▶ **Given task**: Single out the lines that include the word "type". Copy them.

===== Supplied records =====

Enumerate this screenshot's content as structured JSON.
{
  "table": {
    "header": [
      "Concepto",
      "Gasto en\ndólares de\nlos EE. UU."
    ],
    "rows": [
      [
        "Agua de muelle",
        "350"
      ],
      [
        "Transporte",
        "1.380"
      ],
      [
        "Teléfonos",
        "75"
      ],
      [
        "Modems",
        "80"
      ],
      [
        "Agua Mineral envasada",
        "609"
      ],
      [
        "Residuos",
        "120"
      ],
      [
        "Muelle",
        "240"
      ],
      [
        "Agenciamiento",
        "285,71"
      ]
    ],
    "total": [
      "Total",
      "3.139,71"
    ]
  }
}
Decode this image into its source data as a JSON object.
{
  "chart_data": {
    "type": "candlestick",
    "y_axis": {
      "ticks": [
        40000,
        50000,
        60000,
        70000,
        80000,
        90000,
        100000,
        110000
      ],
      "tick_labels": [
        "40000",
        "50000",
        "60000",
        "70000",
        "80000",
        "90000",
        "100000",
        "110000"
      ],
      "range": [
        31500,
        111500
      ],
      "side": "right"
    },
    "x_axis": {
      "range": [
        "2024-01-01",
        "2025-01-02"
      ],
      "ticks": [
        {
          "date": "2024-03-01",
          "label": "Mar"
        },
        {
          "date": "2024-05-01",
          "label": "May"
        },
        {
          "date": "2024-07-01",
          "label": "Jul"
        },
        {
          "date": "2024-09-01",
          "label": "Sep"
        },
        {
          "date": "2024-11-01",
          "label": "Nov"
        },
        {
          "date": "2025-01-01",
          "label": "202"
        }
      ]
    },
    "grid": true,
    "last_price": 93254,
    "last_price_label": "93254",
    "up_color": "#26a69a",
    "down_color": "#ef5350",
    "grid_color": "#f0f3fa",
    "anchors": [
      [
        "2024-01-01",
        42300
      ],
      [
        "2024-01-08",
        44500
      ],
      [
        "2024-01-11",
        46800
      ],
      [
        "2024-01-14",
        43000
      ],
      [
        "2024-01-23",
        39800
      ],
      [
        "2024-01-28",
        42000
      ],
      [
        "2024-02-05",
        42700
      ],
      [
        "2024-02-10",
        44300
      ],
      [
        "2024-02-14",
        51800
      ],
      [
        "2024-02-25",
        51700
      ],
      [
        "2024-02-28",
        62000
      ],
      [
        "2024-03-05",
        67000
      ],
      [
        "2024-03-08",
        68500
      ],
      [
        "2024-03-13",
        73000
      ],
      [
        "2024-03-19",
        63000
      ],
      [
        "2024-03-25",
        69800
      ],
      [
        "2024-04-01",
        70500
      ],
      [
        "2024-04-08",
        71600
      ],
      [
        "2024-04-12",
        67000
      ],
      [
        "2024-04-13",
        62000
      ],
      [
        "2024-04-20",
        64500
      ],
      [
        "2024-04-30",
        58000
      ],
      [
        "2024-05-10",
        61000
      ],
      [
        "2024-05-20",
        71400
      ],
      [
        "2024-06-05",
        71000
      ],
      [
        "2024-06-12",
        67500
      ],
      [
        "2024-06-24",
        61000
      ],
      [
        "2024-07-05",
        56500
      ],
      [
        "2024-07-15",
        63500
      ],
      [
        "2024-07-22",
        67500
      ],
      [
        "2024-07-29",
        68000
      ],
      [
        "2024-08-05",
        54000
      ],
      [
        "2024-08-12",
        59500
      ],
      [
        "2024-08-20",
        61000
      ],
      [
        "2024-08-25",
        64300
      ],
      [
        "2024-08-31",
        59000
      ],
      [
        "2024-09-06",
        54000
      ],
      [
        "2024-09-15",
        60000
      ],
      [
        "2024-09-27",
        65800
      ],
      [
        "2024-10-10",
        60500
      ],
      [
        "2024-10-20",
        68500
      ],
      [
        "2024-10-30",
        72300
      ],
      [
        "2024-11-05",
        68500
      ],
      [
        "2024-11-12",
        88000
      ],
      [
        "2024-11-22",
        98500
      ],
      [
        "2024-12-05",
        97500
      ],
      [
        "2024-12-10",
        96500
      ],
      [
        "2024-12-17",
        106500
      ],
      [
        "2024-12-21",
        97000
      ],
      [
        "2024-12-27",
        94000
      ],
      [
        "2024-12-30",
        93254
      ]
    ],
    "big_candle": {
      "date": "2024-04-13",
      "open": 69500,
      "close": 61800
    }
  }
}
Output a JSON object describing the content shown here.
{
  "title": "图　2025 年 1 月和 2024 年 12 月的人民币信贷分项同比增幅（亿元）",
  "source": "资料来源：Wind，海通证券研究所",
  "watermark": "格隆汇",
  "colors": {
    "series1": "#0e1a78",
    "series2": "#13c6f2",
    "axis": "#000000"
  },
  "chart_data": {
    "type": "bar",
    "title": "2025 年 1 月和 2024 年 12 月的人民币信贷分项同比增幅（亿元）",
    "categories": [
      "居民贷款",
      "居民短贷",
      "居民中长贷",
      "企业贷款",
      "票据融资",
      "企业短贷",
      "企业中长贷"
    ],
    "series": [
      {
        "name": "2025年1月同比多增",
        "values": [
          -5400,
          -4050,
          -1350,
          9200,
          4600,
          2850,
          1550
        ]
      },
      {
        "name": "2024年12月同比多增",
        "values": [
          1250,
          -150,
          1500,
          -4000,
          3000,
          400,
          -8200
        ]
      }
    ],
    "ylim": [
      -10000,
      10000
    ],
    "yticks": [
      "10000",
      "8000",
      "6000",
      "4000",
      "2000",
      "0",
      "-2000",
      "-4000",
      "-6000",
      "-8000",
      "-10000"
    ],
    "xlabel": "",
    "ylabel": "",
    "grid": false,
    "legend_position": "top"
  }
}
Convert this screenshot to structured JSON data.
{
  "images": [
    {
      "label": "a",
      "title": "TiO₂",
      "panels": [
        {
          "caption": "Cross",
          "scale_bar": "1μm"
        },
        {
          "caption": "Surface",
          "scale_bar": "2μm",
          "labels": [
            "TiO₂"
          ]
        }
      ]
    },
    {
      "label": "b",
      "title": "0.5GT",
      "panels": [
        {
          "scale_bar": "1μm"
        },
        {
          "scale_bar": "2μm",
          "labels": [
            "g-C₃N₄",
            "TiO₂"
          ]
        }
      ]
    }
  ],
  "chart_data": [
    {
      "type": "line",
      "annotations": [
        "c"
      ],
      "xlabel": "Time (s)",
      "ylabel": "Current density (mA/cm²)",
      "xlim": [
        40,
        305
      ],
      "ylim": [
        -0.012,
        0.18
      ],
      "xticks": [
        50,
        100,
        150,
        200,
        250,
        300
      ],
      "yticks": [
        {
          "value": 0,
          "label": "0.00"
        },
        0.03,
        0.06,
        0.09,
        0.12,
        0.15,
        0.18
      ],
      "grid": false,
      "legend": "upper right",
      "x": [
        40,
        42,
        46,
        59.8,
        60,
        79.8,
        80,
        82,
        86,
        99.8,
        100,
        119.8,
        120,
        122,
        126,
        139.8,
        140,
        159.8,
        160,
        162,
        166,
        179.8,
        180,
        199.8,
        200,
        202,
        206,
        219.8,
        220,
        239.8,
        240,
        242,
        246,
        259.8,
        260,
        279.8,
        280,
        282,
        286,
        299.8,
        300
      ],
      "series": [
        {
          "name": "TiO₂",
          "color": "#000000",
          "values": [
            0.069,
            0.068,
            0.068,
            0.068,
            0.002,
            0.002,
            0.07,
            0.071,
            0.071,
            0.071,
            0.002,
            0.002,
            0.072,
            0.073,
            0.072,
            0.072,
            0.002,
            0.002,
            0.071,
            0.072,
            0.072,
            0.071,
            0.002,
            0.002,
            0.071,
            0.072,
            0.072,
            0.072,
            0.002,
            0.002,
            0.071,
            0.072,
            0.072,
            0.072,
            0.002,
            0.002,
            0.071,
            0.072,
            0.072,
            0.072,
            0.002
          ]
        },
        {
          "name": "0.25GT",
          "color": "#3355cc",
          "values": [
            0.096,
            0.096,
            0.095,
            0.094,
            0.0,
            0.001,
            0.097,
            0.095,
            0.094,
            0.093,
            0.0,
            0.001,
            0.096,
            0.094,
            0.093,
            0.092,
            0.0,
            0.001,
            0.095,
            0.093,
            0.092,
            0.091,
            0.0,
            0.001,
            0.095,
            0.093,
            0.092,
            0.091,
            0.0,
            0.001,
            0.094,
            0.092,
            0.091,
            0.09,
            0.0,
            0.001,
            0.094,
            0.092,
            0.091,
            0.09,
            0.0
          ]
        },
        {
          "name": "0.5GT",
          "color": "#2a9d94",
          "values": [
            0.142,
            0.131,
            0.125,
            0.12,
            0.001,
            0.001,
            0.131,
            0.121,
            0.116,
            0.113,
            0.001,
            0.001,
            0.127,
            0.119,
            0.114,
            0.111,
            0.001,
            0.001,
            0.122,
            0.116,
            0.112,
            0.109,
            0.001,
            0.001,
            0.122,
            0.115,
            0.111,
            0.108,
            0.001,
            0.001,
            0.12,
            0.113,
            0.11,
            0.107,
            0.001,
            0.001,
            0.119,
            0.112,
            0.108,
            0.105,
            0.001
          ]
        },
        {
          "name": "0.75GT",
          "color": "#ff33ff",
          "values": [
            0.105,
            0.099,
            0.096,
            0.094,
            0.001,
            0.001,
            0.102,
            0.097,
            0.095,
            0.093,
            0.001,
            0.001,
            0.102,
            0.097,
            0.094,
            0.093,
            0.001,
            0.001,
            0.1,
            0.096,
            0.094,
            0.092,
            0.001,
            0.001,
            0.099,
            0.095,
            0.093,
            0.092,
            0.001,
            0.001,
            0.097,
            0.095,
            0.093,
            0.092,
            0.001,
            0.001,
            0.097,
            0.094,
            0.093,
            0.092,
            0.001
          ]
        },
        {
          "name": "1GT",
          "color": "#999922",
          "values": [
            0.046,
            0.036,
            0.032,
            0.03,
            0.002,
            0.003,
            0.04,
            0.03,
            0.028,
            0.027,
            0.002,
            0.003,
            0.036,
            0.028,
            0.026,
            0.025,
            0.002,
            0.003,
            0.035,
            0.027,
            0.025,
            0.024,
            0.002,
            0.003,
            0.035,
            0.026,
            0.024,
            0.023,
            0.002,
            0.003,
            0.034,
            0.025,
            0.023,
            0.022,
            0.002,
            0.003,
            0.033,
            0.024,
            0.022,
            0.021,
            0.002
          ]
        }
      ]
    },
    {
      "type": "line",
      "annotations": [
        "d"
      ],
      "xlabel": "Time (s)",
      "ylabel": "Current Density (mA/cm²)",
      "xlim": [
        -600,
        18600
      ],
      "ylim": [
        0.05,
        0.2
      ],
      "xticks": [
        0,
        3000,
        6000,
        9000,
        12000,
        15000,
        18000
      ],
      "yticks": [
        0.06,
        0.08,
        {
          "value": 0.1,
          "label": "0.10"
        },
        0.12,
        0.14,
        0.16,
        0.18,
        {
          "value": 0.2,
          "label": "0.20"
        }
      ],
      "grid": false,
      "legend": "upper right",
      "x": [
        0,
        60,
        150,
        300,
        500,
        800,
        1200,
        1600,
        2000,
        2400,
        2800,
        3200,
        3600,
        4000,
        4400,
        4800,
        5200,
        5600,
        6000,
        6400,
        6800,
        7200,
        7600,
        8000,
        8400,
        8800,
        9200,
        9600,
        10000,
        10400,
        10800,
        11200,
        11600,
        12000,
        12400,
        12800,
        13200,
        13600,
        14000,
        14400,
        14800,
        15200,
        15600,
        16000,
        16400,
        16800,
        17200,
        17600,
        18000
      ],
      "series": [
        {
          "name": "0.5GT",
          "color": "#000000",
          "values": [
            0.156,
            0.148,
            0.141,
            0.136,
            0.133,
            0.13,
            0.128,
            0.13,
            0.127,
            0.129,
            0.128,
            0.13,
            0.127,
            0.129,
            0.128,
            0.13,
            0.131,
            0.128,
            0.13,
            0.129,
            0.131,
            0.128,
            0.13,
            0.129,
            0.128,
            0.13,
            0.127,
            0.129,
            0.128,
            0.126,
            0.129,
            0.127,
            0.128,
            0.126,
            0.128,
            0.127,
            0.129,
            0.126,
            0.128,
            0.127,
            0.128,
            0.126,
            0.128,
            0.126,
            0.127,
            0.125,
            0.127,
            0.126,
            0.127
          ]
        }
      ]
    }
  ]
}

=====

▶ **Result of the task**:
    "type": "candlestick",
    "type": "bar",
      "type": "line",
      "type": "line",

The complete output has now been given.